-- start of Records shown --

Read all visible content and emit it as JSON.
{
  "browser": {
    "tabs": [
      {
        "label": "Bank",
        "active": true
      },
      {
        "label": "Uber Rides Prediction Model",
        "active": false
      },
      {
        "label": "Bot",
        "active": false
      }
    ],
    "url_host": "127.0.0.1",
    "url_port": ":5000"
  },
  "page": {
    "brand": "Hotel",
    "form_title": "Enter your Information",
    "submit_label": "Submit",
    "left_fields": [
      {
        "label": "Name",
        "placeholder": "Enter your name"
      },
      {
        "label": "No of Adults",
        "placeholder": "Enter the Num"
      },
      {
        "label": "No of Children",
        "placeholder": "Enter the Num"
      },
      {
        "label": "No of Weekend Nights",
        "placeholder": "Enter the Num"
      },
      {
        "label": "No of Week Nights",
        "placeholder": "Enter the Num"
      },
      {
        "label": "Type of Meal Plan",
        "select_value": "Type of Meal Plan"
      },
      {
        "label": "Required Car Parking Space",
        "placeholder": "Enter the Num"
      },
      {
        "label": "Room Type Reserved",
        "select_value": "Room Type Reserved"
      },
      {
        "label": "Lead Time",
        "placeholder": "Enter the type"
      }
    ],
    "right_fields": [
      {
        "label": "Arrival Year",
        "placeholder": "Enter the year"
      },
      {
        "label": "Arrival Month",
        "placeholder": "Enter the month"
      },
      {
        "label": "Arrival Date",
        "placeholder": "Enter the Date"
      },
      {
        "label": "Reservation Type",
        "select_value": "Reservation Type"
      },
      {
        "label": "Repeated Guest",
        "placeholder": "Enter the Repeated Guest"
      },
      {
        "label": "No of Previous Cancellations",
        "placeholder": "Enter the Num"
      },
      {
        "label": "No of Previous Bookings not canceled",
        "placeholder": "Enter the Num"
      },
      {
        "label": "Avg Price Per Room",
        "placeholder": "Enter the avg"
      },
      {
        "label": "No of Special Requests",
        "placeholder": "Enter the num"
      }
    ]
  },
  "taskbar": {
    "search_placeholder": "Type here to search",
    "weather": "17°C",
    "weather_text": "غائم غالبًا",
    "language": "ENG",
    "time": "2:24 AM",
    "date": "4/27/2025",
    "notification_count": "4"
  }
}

-- end of Records shown --

## Work to do
Say the number of lines in the listing that hold "Reservation", with no added words.

## Finished answer
2